- Instructions to follow
Turn all of the material below into a JSON list of strings, with one string per line and no entries for blank lines.

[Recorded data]
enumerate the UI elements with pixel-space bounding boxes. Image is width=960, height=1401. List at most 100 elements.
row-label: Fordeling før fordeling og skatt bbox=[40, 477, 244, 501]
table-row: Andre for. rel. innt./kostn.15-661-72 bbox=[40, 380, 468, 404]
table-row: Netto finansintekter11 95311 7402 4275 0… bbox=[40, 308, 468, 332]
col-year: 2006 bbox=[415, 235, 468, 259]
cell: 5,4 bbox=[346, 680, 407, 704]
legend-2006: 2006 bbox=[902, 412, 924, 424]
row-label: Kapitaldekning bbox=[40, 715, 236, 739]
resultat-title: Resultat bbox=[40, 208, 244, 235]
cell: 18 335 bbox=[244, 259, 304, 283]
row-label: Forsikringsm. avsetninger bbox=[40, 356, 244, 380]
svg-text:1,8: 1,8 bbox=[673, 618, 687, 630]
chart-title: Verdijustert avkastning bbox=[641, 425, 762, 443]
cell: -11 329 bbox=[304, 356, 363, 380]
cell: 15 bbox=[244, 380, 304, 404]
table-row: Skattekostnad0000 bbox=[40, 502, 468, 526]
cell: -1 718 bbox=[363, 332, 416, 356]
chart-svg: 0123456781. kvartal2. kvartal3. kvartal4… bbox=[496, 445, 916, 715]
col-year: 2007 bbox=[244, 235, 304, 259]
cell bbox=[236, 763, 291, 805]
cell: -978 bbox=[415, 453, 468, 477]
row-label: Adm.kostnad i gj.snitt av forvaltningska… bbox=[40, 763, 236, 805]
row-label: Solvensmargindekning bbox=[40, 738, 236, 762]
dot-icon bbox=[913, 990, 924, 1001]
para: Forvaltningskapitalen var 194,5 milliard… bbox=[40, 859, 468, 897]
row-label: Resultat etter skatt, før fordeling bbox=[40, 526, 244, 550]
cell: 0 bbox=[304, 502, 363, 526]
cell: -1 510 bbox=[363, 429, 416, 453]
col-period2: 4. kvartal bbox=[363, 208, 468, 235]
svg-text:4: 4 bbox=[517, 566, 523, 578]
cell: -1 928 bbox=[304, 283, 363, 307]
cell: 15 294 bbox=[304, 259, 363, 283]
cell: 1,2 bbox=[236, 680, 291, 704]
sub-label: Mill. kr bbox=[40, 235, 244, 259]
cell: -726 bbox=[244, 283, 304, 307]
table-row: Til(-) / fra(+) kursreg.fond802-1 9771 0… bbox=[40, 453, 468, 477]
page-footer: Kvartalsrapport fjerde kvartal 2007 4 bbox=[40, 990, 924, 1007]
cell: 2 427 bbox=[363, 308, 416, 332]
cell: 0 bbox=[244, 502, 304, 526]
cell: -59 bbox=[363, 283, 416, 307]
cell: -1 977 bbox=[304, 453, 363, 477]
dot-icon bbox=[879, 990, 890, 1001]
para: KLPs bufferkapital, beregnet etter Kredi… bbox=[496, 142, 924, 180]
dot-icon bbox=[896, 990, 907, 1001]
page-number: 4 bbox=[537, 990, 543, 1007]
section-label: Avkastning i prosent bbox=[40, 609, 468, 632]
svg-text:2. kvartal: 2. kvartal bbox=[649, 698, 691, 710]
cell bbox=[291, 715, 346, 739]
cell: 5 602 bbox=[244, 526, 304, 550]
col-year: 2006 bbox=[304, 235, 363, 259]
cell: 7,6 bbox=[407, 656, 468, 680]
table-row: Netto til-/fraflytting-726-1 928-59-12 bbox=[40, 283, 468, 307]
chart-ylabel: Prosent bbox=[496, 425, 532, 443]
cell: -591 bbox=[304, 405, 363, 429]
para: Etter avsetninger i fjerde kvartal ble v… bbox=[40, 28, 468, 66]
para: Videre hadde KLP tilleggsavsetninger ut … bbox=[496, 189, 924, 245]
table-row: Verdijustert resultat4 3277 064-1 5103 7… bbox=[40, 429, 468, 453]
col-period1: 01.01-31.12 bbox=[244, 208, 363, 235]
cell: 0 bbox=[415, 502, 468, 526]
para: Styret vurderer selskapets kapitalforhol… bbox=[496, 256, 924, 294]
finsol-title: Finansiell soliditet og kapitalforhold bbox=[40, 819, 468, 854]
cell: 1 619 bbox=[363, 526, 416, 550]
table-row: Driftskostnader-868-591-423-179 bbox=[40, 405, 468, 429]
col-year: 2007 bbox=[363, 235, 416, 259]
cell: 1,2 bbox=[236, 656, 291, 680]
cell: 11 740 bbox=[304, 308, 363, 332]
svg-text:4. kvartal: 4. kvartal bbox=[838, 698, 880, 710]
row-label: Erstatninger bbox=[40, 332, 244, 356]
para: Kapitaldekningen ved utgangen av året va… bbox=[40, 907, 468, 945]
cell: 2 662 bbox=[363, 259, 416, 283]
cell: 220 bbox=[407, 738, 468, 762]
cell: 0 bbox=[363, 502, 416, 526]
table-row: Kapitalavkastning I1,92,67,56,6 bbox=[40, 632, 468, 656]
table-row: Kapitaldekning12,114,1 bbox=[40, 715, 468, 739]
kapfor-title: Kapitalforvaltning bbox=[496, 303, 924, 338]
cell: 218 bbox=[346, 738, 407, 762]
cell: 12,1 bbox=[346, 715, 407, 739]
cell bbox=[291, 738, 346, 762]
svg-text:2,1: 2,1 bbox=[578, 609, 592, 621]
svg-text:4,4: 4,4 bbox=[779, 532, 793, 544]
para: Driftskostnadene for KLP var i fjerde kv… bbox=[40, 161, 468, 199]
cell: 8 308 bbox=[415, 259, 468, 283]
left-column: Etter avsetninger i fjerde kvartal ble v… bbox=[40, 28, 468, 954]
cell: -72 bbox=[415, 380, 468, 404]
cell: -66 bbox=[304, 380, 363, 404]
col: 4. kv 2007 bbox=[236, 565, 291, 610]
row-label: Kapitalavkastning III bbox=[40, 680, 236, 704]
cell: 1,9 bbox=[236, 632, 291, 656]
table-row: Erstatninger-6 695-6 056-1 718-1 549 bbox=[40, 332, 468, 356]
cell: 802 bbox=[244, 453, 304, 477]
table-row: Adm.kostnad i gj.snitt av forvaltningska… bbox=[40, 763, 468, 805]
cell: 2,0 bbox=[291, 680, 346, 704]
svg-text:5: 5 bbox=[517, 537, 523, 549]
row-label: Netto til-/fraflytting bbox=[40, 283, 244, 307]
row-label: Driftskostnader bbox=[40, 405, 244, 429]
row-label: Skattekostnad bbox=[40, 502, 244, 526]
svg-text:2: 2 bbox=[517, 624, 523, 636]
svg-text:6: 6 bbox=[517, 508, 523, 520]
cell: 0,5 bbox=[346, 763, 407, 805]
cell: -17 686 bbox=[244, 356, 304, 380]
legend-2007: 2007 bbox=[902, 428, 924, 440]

- Reply
[
  "enumerate the UI elements with pixel-space bounding boxes. Image is width=960, height=1401. List at most 100 elements.",
  "row-label: Fordeling før fordeling og skatt bbox=[40, 477, 244, 501]",
  "table-row: Andre for. rel. innt./kostn.15-661-72 bbox=[40, 380, 468, 404]",
  "table-row: Netto finansintekter11 95311 7402 4275 0… bbox=[40, 308, 468, 332]",
  "col-year: 2006 bbox=[415, 235, 468, 259]",
  "cell: 5,4 bbox=[346, 680, 407, 704]",
  "legend-2006: 2006 bbox=[902, 412, 924, 424]",
  "row-label: Kapitaldekning bbox=[40, 715, 236, 739]",
  "resultat-title: Resultat bbox=[40, 208, 244, 235]",
  "cell: 18 335 bbox=[244, 259, 304, 283]",
  "row-label: Forsikringsm. avsetninger bbox=[40, 356, 244, 380]",
  "svg-text:1,8: 1,8 bbox=[673, 618, 687, 630]",
  "chart-title: Verdijustert avkastning bbox=[641, 425, 762, 443]",
  "cell: -11 329 bbox=[304, 356, 363, 380]",
  "cell: 15 bbox=[244, 380, 304, 404]",
  "table-row: Skattekostnad0000 bbox=[40, 502, 468, 526]",
  "cell: -1 718 bbox=[363, 332, 416, 356]",
  "chart-svg: 0123456781. kvartal2. kvartal3. kvartal4… bbox=[496, 445, 916, 715]",
  "col-year: 2007 bbox=[244, 235, 304, 259]",
  "cell bbox=[236, 763, 291, 805]",
  "cell: -978 bbox=[415, 453, 468, 477]",
  "row-label: Adm.kostnad i gj.snitt av forvaltningska… bbox=[40, 763, 236, 805]",
  "row-label: Solvensmargindekning bbox=[40, 738, 236, 762]",
  "dot-icon bbox=[913, 990, 924, 1001]",
  "para: Forvaltningskapitalen var 194,5 milliard… bbox=[40, 859, 468, 897]",
  "row-label: Resultat etter skatt, før fordeling bbox=[40, 526, 244, 550]",
  "cell: 0 bbox=[304, 502, 363, 526]",
  "cell: -1 510 bbox=[363, 429, 416, 453]",
  "col-period2: 4. kvartal bbox=[363, 208, 468, 235]",
  "svg-text:4: 4 bbox=[517, 566, 523, 578]",
  "cell: -1 928 bbox=[304, 283, 363, 307]",
  "cell: 15 294 bbox=[304, 259, 363, 283]",
  "cell: 1,2 bbox=[236, 680, 291, 704]",
  "sub-label: Mill. kr bbox=[40, 235, 244, 259]",
  "cell: -726 bbox=[244, 283, 304, 307]",
  "table-row: Til(-) / fra(+) kursreg.fond802-1 9771 0… bbox=[40, 453, 468, 477]",
  "page-footer: Kvartalsrapport fjerde kvartal 2007 4 bbox=[40, 990, 924, 1007]",
  "cell: 2 427 bbox=[363, 308, 416, 332]",
  "cell: 0 bbox=[244, 502, 304, 526]",
  "cell: -59 bbox=[363, 283, 416, 307]",
  "cell: -1 977 bbox=[304, 453, 363, 477]",
  "dot-icon bbox=[879, 990, 890, 1001]",
  "para: KLPs bufferkapital, beregnet etter Kredi… bbox=[496, 142, 924, 180]",
  "dot-icon bbox=[896, 990, 907, 1001]",
  "page-number: 4 bbox=[537, 990, 543, 1007]",
  "section-label: Avkastning i prosent bbox=[40, 609, 468, 632]",
  "svg-text:2. kvartal: 2. kvartal bbox=[649, 698, 691, 710]",
  "cell bbox=[291, 715, 346, 739]",
  "cell: 5 602 bbox=[244, 526, 304, 550]",
  "col-year: 2006 bbox=[304, 235, 363, 259]",
  "cell: 7,6 bbox=[407, 656, 468, 680]",
  "table-row: Netto til-/fraflytting-726-1 928-59-12 bbox=[40, 283, 468, 307]",
  "chart-ylabel: Prosent bbox=[496, 425, 532, 443]",
  "cell: -591 bbox=[304, 405, 363, 429]",
  "para: Etter avsetninger i fjerde kvartal ble v… bbox=[40, 28, 468, 66]",
  "para: Videre hadde KLP tilleggsavsetninger ut … bbox=[496, 189, 924, 245]",
  "table-row: Verdijustert resultat4 3277 064-1 5103 7… bbox=[40, 429, 468, 453]",
  "col-period1: 01.01-31.12 bbox=[244, 208, 363, 235]",
  "cell: 0 bbox=[415, 502, 468, 526]",
  "para: Styret vurderer selskapets kapitalforhol… bbox=[496, 256, 924, 294]",
  "finsol-title: Finansiell soliditet og kapitalforhold bbox=[40, 819, 468, 854]",
  "cell: 1 619 bbox=[363, 526, 416, 550]",
  "table-row: Driftskostnader-868-591-423-179 bbox=[40, 405, 468, 429]",
  "col-year: 2007 bbox=[363, 235, 416, 259]",
  "cell: 1,2 bbox=[236, 656, 291, 680]",
  "cell: 11 740 bbox=[304, 308, 363, 332]",
  "svg-text:4. kvartal: 4. kvartal bbox=[838, 698, 880, 710]",
  "row-label: Erstatninger bbox=[40, 332, 244, 356]",
  "para: Kapitaldekningen ved utgangen av året va… bbox=[40, 907, 468, 945]",
  "cell: 2 662 bbox=[363, 259, 416, 283]",
  "cell: 220 bbox=[407, 738, 468, 762]",
  "cell: 0 bbox=[363, 502, 416, 526]",
  "table-row: Kapitalavkastning I1,92,67,56,6 bbox=[40, 632, 468, 656]",
  "table-row: Kapitaldekning12,114,1 bbox=[40, 715, 468, 739]",
  "kapfor-title: Kapitalforvaltning bbox=[496, 303, 924, 338]",
  "cell: 218 bbox=[346, 738, 407, 762]",
  "cell: 12,1 bbox=[346, 715, 407, 739]",
  "cell bbox=[291, 738, 346, 762]",
  "svg-text:2,1: 2,1 bbox=[578, 609, 592, 621]",
  "svg-text:4,4: 4,4 bbox=[779, 532, 793, 544]",
  "para: Driftskostnadene for KLP var i fjerde kv… bbox=[40, 161, 468, 199]",
  "cell: 8 308 bbox=[415, 259, 468, 283]",
  "left-column: Etter avsetninger i fjerde kvartal ble v… bbox=[40, 28, 468, 954]",
  "cell: -72 bbox=[415, 380, 468, 404]",
  "cell: -66 bbox=[304, 380, 363, 404]",
  "col: 4. kv 2007 bbox=[236, 565, 291, 610]",
  "row-label: Kapitalavkastning III bbox=[40, 680, 236, 704]",
  "cell: 1,9 bbox=[236, 632, 291, 656]",
  "table-row: Erstatninger-6 695-6 056-1 718-1 549 bbox=[40, 332, 468, 356]",
  "cell: 802 bbox=[244, 453, 304, 477]",
  "table-row: Adm.kostnad i gj.snitt av forvaltningska… bbox=[40, 763, 468, 805]",
  "cell: 2,0 bbox=[291, 680, 346, 704]",
  "svg-text:5: 5 bbox=[517, 537, 523, 549]",
  "row-label: Netto til-/fraflytting bbox=[40, 283, 244, 307]",
  "row-label: Driftskostnader bbox=[40, 405, 244, 429]",
  "row-label: Skattekostnad bbox=[40, 502, 244, 526]",
  "svg-text:2: 2 bbox=[517, 624, 523, 636]",
  "svg-text:6: 6 bbox=[517, 508, 523, 520]",
  "cell: 0,5 bbox=[346, 763, 407, 805]",
  "cell: -17 686 bbox=[244, 356, 304, 380]",
  "legend-2007: 2007 bbox=[902, 428, 924, 440]"
]